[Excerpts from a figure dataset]
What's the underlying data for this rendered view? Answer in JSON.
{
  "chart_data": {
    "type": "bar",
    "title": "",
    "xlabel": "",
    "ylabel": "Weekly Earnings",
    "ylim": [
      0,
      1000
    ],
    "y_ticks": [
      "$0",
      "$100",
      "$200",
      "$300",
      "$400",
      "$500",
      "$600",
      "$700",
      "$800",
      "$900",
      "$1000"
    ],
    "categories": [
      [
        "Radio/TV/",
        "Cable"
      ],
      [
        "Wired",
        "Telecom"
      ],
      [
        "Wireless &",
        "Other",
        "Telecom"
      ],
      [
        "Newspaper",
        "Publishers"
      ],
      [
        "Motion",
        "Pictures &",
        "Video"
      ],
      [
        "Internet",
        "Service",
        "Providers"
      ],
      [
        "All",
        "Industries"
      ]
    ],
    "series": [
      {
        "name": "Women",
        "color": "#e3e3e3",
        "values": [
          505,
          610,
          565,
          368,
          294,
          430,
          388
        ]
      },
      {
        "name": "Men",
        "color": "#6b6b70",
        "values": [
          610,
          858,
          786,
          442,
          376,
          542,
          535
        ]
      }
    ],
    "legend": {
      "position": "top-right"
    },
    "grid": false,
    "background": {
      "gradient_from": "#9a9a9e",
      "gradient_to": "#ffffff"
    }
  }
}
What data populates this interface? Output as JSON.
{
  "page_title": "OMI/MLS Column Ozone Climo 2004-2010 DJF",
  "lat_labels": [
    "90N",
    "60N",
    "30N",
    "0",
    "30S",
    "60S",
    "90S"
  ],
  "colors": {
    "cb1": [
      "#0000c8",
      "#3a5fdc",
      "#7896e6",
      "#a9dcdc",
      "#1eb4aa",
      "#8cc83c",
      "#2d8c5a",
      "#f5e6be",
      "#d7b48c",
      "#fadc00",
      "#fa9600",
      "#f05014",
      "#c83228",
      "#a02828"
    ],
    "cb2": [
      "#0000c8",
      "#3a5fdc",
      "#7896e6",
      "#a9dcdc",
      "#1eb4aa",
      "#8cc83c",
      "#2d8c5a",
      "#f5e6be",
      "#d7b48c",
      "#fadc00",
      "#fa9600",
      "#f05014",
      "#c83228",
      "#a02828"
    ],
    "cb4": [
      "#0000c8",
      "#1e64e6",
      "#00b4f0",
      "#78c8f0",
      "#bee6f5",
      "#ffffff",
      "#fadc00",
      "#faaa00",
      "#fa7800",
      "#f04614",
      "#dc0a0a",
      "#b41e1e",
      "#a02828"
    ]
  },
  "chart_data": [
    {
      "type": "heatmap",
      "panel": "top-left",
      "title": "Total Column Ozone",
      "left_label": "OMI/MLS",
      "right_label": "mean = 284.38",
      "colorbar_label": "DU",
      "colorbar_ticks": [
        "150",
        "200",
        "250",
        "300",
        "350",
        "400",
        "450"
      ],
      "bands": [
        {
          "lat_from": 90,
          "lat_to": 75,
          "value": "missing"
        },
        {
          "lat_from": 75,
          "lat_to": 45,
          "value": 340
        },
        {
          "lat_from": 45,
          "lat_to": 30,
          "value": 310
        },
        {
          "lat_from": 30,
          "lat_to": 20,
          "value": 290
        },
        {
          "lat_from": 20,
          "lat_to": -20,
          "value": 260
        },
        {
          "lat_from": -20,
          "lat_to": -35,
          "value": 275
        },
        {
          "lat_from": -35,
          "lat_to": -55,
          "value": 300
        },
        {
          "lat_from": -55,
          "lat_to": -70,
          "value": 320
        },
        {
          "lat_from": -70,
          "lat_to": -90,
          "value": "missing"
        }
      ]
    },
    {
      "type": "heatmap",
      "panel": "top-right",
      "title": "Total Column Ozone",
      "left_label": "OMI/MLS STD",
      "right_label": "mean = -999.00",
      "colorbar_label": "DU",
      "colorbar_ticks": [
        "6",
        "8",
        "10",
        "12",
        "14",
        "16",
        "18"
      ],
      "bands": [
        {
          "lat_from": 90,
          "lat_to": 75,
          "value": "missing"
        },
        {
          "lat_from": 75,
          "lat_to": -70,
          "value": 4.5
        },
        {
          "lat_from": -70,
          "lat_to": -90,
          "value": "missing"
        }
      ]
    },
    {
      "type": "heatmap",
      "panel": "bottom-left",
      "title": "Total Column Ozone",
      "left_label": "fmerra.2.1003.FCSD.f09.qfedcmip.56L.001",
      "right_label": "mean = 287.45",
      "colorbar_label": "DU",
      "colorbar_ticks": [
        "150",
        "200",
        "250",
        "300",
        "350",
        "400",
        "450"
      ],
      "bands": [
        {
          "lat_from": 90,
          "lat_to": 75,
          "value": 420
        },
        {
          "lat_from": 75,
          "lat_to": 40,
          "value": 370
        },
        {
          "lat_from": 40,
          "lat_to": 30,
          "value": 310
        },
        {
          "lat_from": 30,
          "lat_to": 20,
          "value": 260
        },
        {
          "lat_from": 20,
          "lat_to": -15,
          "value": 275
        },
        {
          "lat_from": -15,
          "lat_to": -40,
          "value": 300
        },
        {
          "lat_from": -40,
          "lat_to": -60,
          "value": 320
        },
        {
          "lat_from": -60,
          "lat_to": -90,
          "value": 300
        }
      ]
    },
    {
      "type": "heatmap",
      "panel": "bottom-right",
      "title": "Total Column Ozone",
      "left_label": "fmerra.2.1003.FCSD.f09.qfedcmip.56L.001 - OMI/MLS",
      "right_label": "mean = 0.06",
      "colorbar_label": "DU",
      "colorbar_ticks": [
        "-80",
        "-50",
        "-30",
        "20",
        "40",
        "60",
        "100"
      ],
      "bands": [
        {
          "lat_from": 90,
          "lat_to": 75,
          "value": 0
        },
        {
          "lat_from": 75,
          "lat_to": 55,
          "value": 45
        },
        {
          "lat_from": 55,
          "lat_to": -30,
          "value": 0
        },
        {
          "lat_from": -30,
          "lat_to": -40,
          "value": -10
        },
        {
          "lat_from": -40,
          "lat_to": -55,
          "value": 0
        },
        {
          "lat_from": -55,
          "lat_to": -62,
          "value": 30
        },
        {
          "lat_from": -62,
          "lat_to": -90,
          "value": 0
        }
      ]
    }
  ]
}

■ WHAT IS ASKED ■
All of the entries need to be reproduced exactly; please write them out.

■ RESPONSE BELOW ■
What's the underlying data for this rendered view? Answer in JSON.
{
  "chart_data": {
    "type": "bar",
    "title": "",
    "xlabel": "",
    "ylabel": "Weekly Earnings",
    "ylim": [
      0,
      1000
    ],
    "y_ticks": [
      "$0",
      "$100",
      "$200",
      "$300",
      "$400",
      "$500",
      "$600",
      "$700",
      "$800",
      "$900",
      "$1000"
    ],
    "categories": [
      [
        "Radio/TV/",
        "Cable"
      ],
      [
        "Wired",
        "Telecom"
      ],
      [
        "Wireless &",
        "Other",
        "Telecom"
      ],
      [
        "Newspaper",
        "Publishers"
      ],
      [
        "Motion",
        "Pictures &",
        "Video"
      ],
      [
        "Internet",
        "Service",
        "Providers"
      ],
      [
        "All",
        "Industries"
      ]
    ],
    "series": [
      {
        "name": "Women",
        "color": "#e3e3e3",
        "values": [
          505,
          610,
          565,
          368,
          294,
          430,
          388
        ]
      },
      {
        "name": "Men",
        "color": "#6b6b70",
        "values": [
          610,
          858,
          786,
          442,
          376,
          542,
          535
        ]
      }
    ],
    "legend": {
      "position": "top-right"
    },
    "grid": false,
    "background": {
      "gradient_from": "#9a9a9e",
      "gradient_to": "#ffffff"
    }
  }
}
What data populates this interface? Output as JSON.
{
  "page_title": "OMI/MLS Column Ozone Climo 2004-2010 DJF",
  "lat_labels": [
    "90N",
    "60N",
    "30N",
    "0",
    "30S",
    "60S",
    "90S"
  ],
  "colors": {
    "cb1": [
      "#0000c8",
      "#3a5fdc",
      "#7896e6",
      "#a9dcdc",
      "#1eb4aa",
      "#8cc83c",
      "#2d8c5a",
      "#f5e6be",
      "#d7b48c",
      "#fadc00",
      "#fa9600",
      "#f05014",
      "#c83228",
      "#a02828"
    ],
    "cb2": [
      "#0000c8",
      "#3a5fdc",
      "#7896e6",
      "#a9dcdc",
      "#1eb4aa",
      "#8cc83c",
      "#2d8c5a",
      "#f5e6be",
      "#d7b48c",
      "#fadc00",
      "#fa9600",
      "#f05014",
      "#c83228",
      "#a02828"
    ],
    "cb4": [
      "#0000c8",
      "#1e64e6",
      "#00b4f0",
      "#78c8f0",
      "#bee6f5",
      "#ffffff",
      "#fadc00",
      "#faaa00",
      "#fa7800",
      "#f04614",
      "#dc0a0a",
      "#b41e1e",
      "#a02828"
    ]
  },
  "chart_data": [
    {
      "type": "heatmap",
      "panel": "top-left",
      "title": "Total Column Ozone",
      "left_label": "OMI/MLS",
      "right_label": "mean = 284.38",
      "colorbar_label": "DU",
      "colorbar_ticks": [
        "150",
        "200",
        "250",
        "300",
        "350",
        "400",
        "450"
      ],
      "bands": [
        {
          "lat_from": 90,
          "lat_to": 75,
          "value": "missing"
        },
        {
          "lat_from": 75,
          "lat_to": 45,
          "value": 340
        },
        {
          "lat_from": 45,
          "lat_to": 30,
          "value": 310
        },
        {
          "lat_from": 30,
          "lat_to": 20,
          "value": 290
        },
        {
          "lat_from": 20,
          "lat_to": -20,
          "value": 260
        },
        {
          "lat_from": -20,
          "lat_to": -35,
          "value": 275
        },
        {
          "lat_from": -35,
          "lat_to": -55,
          "value": 300
        },
        {
          "lat_from": -55,
          "lat_to": -70,
          "value": 320
        },
        {
          "lat_from": -70,
          "lat_to": -90,
          "value": "missing"
        }
      ]
    },
    {
      "type": "heatmap",
      "panel": "top-right",
      "title": "Total Column Ozone",
      "left_label": "OMI/MLS STD",
      "right_label": "mean = -999.00",
      "colorbar_label": "DU",
      "colorbar_ticks": [
        "6",
        "8",
        "10",
        "12",
        "14",
        "16",
        "18"
      ],
      "bands": [
        {
          "lat_from": 90,
          "lat_to": 75,
          "value": "missing"
        },
        {
          "lat_from": 75,
          "lat_to": -70,
          "value": 4.5
        },
        {
          "lat_from": -70,
          "lat_to": -90,
          "value": "missing"
        }
      ]
    },
    {
      "type": "heatmap",
      "panel": "bottom-left",
      "title": "Total Column Ozone",
      "left_label": "fmerra.2.1003.FCSD.f09.qfedcmip.56L.001",
      "right_label": "mean = 287.45",
      "colorbar_label": "DU",
      "colorbar_ticks": [
        "150",
        "200",
        "250",
        "300",
        "350",
        "400",
        "450"
      ],
      "bands": [
        {
          "lat_from": 90,
          "lat_to": 75,
          "value": 420
        },
        {
          "lat_from": 75,
          "lat_to": 40,
          "value": 370
        },
        {
          "lat_from": 40,
          "lat_to": 30,
          "value": 310
        },
        {
          "lat_from": 30,
          "lat_to": 20,
          "value": 260
        },
        {
          "lat_from": 20,
          "lat_to": -15,
          "value": 275
        },
        {
          "lat_from": -15,
          "lat_to": -40,
          "value": 300
        },
        {
          "lat_from": -40,
          "lat_to": -60,
          "value": 320
        },
        {
          "lat_from": -60,
          "lat_to": -90,
          "value": 300
        }
      ]
    },
    {
      "type": "heatmap",
      "panel": "bottom-right",
      "title": "Total Column Ozone",
      "left_label": "fmerra.2.1003.FCSD.f09.qfedcmip.56L.001 - OMI/MLS",
      "right_label": "mean = 0.06",
      "colorbar_label": "DU",
      "colorbar_ticks": [
        "-80",
        "-50",
        "-30",
        "20",
        "40",
        "60",
        "100"
      ],
      "bands": [
        {
          "lat_from": 90,
          "lat_to": 75,
          "value": 0
        },
        {
          "lat_from": 75,
          "lat_to": 55,
          "value": 45
        },
        {
          "lat_from": 55,
          "lat_to": -30,
          "value": 0
        },
        {
          "lat_from": -30,
          "lat_to": -40,
          "value": -10
        },
        {
          "lat_from": -40,
          "lat_to": -55,
          "value": 0
        },
        {
          "lat_from": -55,
          "lat_to": -62,
          "value": 30
        },
        {
          "lat_from": -62,
          "lat_to": -90,
          "value": 0
        }
      ]
    }
  ]
}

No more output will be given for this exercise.